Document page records
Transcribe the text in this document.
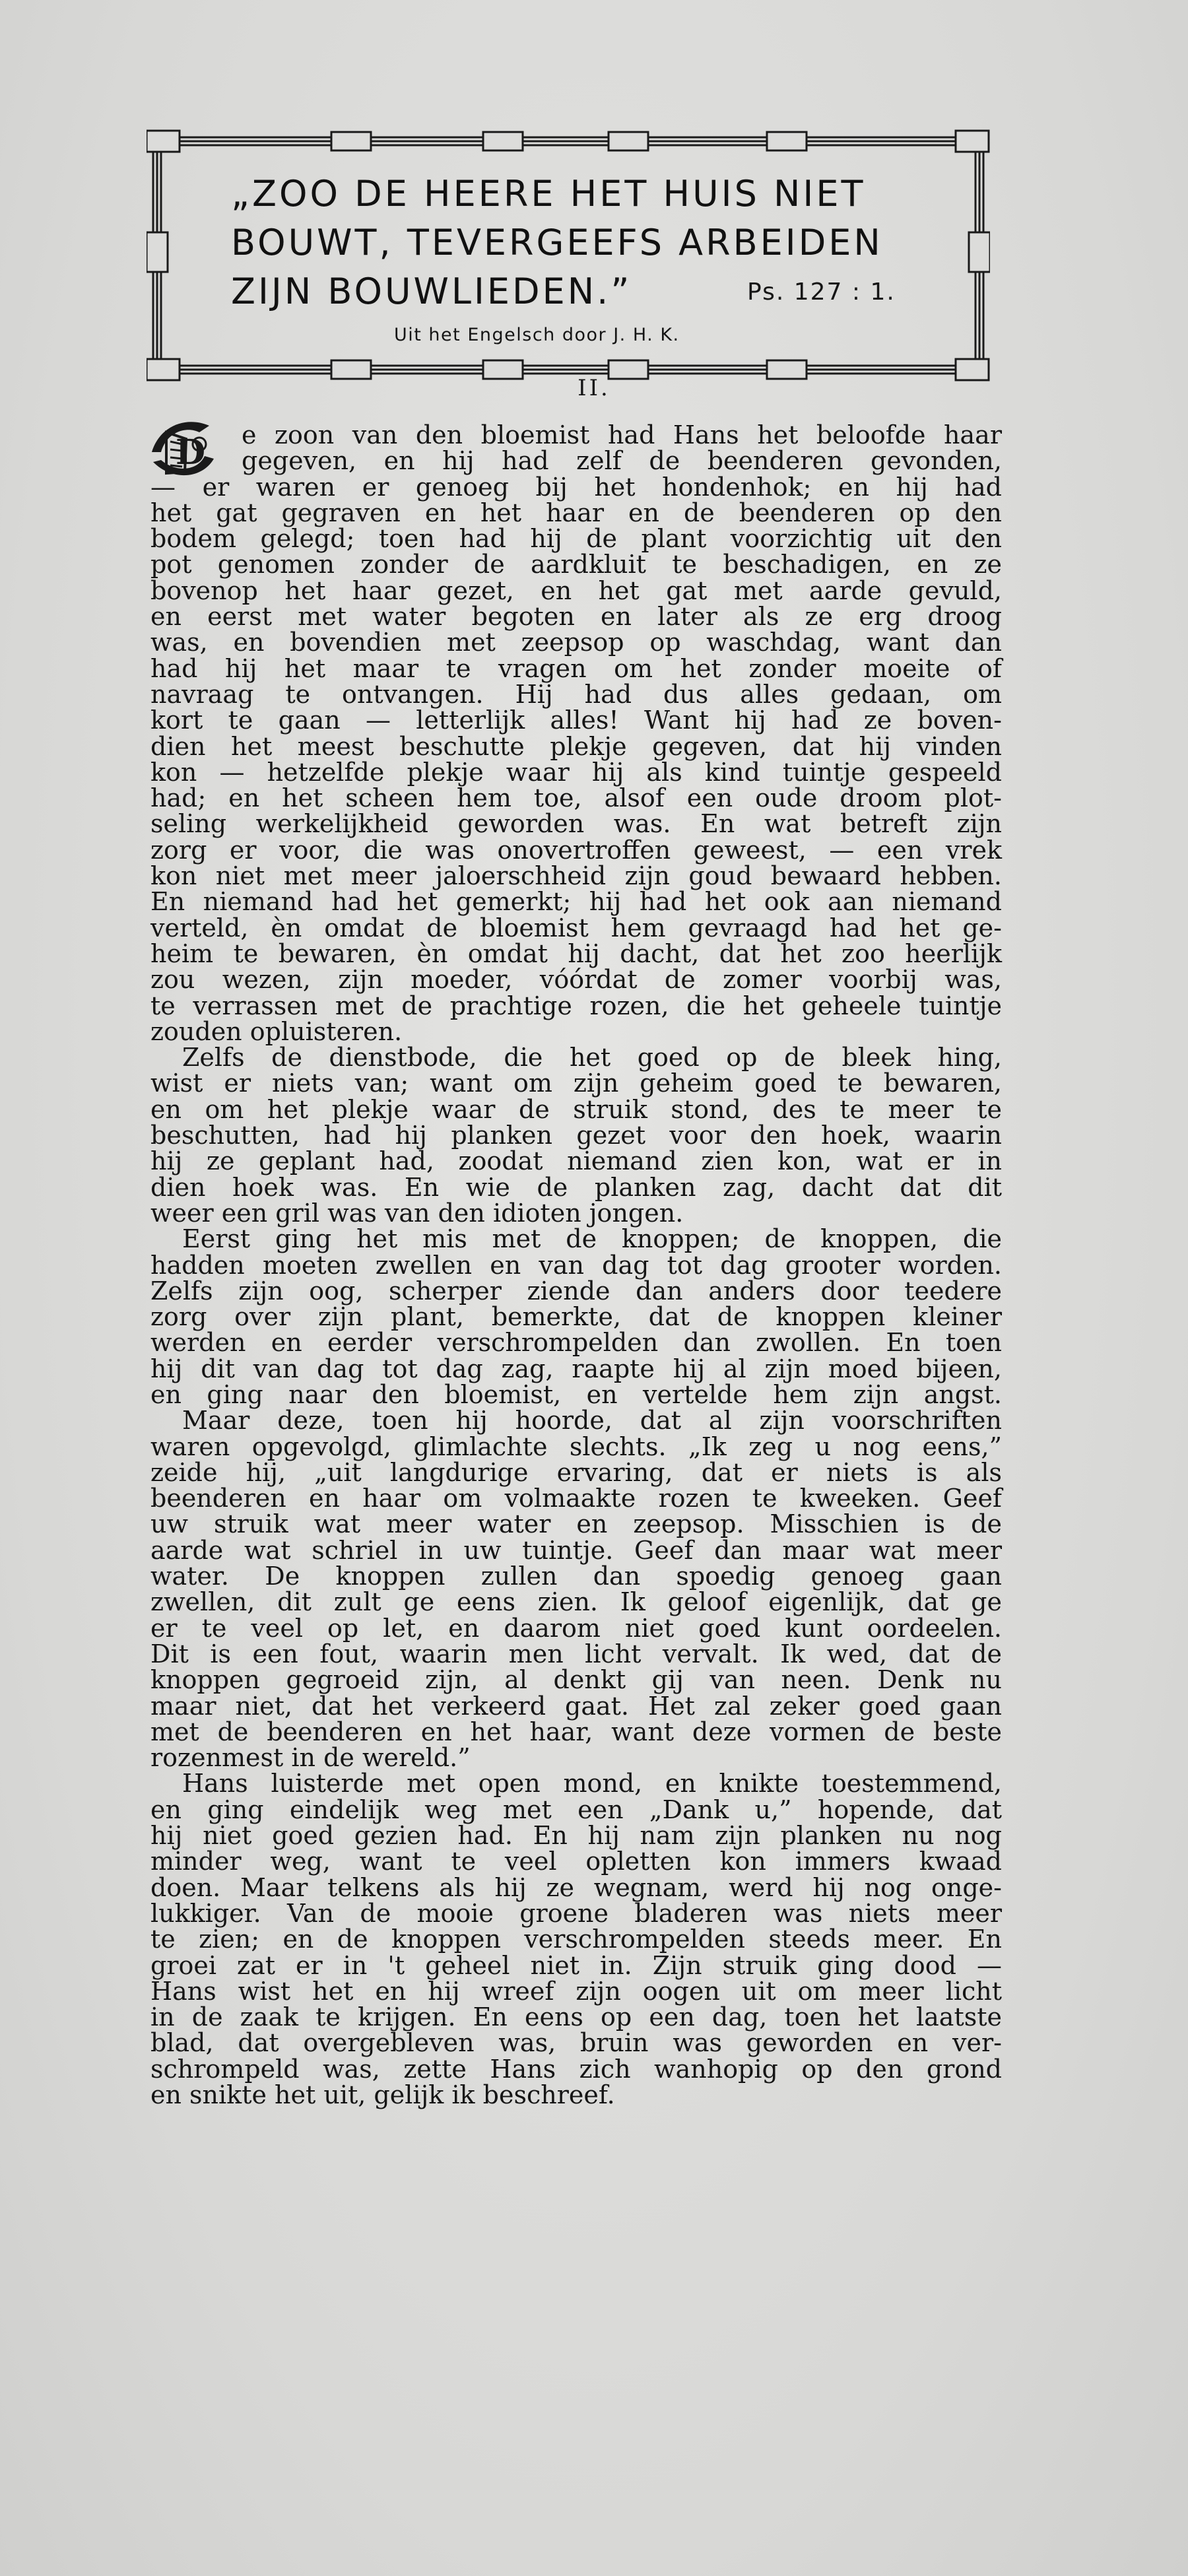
„ZOO DE HEERE HET HUIS NIET
BOUWT, TEVERGEEFS ARBEIDEN
ZIJN BOUWLIEDEN.”	Ps. 127 : 1.
Uit het Engelsch door J. H. K.
II.
D	e zoon van den bloemist had Hans het beloofde haar
gegeven, en hij had zelf de beenderen gevonden,
— er waren er genoeg bij het hondenhok; en hij had
het gat gegraven en het haar en de beenderen op den
bodem gelegd; toen had hij de plant voorzichtig uit den
pot genomen zonder de aardkluit te beschadigen, en ze
bovenop het haar gezet, en het gat met aarde gevuld,
en eerst met water begoten en later als ze erg droog
was, en bovendien met zeepsop op waschdag, want dan
had hij het maar te vragen om het zonder moeite of
navraag te ontvangen. Hij had dus alles gedaan, om
kort te gaan — letterlijk alles! Want hij had ze boven-
dien het meest beschutte plekje gegeven, dat hij vinden
kon — hetzelfde plekje waar hij als kind tuintje gespeeld
had; en het scheen hem toe, alsof een oude droom plot-
seling werkelijkheid geworden was. En wat betreft zijn
zorg er voor, die was onovertroffen geweest, — een vrek
kon niet met meer jaloerschheid zijn goud bewaard hebben.
En niemand had het gemerkt; hij had het ook aan niemand
verteld, èn omdat de bloemist hem gevraagd had het ge-
heim te bewaren, èn omdat hij dacht, dat het zoo heerlijk
zou wezen, zijn moeder, vóórdat de zomer voorbij was,
te verrassen met de prachtige rozen, die het geheele tuintje
zouden opluisteren.
Zelfs de dienstbode, die het goed op de bleek hing,
wist er niets van; want om zijn geheim goed te bewaren,
en om het plekje waar de struik stond, des te meer te
beschutten, had hij planken gezet voor den hoek, waarin
hij ze geplant had, zoodat niemand zien kon, wat er in
dien hoek was. En wie de planken zag, dacht dat dit
weer een gril was van den idioten jongen.
Eerst ging het mis met de knoppen; de knoppen, die
hadden moeten zwellen en van dag tot dag grooter worden.
Zelfs zijn oog, scherper ziende dan anders door teedere
zorg over zijn plant, bemerkte, dat de knoppen kleiner
werden en eerder verschrompelden dan zwollen. En toen
hij dit van dag tot dag zag, raapte hij al zijn moed bijeen,
en ging naar den bloemist, en vertelde hem zijn angst.
Maar deze, toen hij hoorde, dat al zijn voorschriften
waren opgevolgd, glimlachte slechts. „Ik zeg u nog eens,”
zeide hij, „uit langdurige ervaring, dat er niets is als
beenderen en haar om volmaakte rozen te kweeken. Geef
uw struik wat meer water en zeepsop. Misschien is de
aarde wat schriel in uw tuintje. Geef dan maar wat meer
water. De knoppen zullen dan spoedig genoeg gaan
zwellen, dit zult ge eens zien. Ik geloof eigenlijk, dat ge
er te veel op let, en daarom niet goed kunt oordeelen.
Dit is een fout, waarin men licht vervalt. Ik wed, dat de
knoppen gegroeid zijn, al denkt gij van neen. Denk nu
maar niet, dat het verkeerd gaat. Het zal zeker goed gaan
met de beenderen en het haar, want deze vormen de beste
rozenmest in de wereld.”
Hans luisterde met open mond, en knikte toestemmend,
en ging eindelijk weg met een „Dank u,” hopende, dat
hij niet goed gezien had. En hij nam zijn planken nu nog
minder weg, want te veel opletten kon immers kwaad
doen. Maar telkens als hij ze wegnam, werd hij nog onge-
lukkiger. Van de mooie groene bladeren was niets meer
te zien; en de knoppen verschrompelden steeds meer. En
groei zat er in 't geheel niet in. Zijn struik ging dood —
Hans wist het en hij wreef zijn oogen uit om meer licht
in de zaak te krijgen. En eens op een dag, toen het laatste
blad, dat overgebleven was, bruin was geworden en ver-
schrompeld was, zette Hans zich wanhopig op den grond
en snikte het uit, gelijk ik beschreef.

## EXERCISE OBJECTIVE
The data above should be set down again exactly, with the pictures omitted.

## EXERCISE RESPONSE
Transcribe the text in this document.
„ZOO DE HEERE HET HUIS NIET
BOUWT, TEVERGEEFS ARBEIDEN
ZIJN BOUWLIEDEN.”	Ps. 127 : 1.
Uit het Engelsch door J. H. K.
II.
D	e zoon van den bloemist had Hans het beloofde haar
gegeven, en hij had zelf de beenderen gevonden,
— er waren er genoeg bij het hondenhok; en hij had
het gat gegraven en het haar en de beenderen op den
bodem gelegd; toen had hij de plant voorzichtig uit den
pot genomen zonder de aardkluit te beschadigen, en ze
bovenop het haar gezet, en het gat met aarde gevuld,
en eerst met water begoten en later als ze erg droog
was, en bovendien met zeepsop op waschdag, want dan
had hij het maar te vragen om het zonder moeite of
navraag te ontvangen. Hij had dus alles gedaan, om
kort te gaan — letterlijk alles! Want hij had ze boven-
dien het meest beschutte plekje gegeven, dat hij vinden
kon — hetzelfde plekje waar hij als kind tuintje gespeeld
had; en het scheen hem toe, alsof een oude droom plot-
seling werkelijkheid geworden was. En wat betreft zijn
zorg er voor, die was onovertroffen geweest, — een vrek
kon niet met meer jaloerschheid zijn goud bewaard hebben.
En niemand had het gemerkt; hij had het ook aan niemand
verteld, èn omdat de bloemist hem gevraagd had het ge-
heim te bewaren, èn omdat hij dacht, dat het zoo heerlijk
zou wezen, zijn moeder, vóórdat de zomer voorbij was,
te verrassen met de prachtige rozen, die het geheele tuintje
zouden opluisteren.
Zelfs de dienstbode, die het goed op de bleek hing,
wist er niets van; want om zijn geheim goed te bewaren,
en om het plekje waar de struik stond, des te meer te
beschutten, had hij planken gezet voor den hoek, waarin
hij ze geplant had, zoodat niemand zien kon, wat er in
dien hoek was. En wie de planken zag, dacht dat dit
weer een gril was van den idioten jongen.
Eerst ging het mis met de knoppen; de knoppen, die
hadden moeten zwellen en van dag tot dag grooter worden.
Zelfs zijn oog, scherper ziende dan anders door teedere
zorg over zijn plant, bemerkte, dat de knoppen kleiner
werden en eerder verschrompelden dan zwollen. En toen
hij dit van dag tot dag zag, raapte hij al zijn moed bijeen,
en ging naar den bloemist, en vertelde hem zijn angst.
Maar deze, toen hij hoorde, dat al zijn voorschriften
waren opgevolgd, glimlachte slechts. „Ik zeg u nog eens,”
zeide hij, „uit langdurige ervaring, dat er niets is als
beenderen en haar om volmaakte rozen te kweeken. Geef
uw struik wat meer water en zeepsop. Misschien is de
aarde wat schriel in uw tuintje. Geef dan maar wat meer
water. De knoppen zullen dan spoedig genoeg gaan
zwellen, dit zult ge eens zien. Ik geloof eigenlijk, dat ge
er te veel op let, en daarom niet goed kunt oordeelen.
Dit is een fout, waarin men licht vervalt. Ik wed, dat de
knoppen gegroeid zijn, al denkt gij van neen. Denk nu
maar niet, dat het verkeerd gaat. Het zal zeker goed gaan
met de beenderen en het haar, want deze vormen de beste
rozenmest in de wereld.”
Hans luisterde met open mond, en knikte toestemmend,
en ging eindelijk weg met een „Dank u,” hopende, dat
hij niet goed gezien had. En hij nam zijn planken nu nog
minder weg, want te veel opletten kon immers kwaad
doen. Maar telkens als hij ze wegnam, werd hij nog onge-
lukkiger. Van de mooie groene bladeren was niets meer
te zien; en de knoppen verschrompelden steeds meer. En
groei zat er in 't geheel niet in. Zijn struik ging dood —
Hans wist het en hij wreef zijn oogen uit om meer licht
in de zaak te krijgen. En eens op een dag, toen het laatste
blad, dat overgebleven was, bruin was geworden en ver-
schrompeld was, zette Hans zich wanhopig op den grond
en snikte het uit, gelijk ik beschreef.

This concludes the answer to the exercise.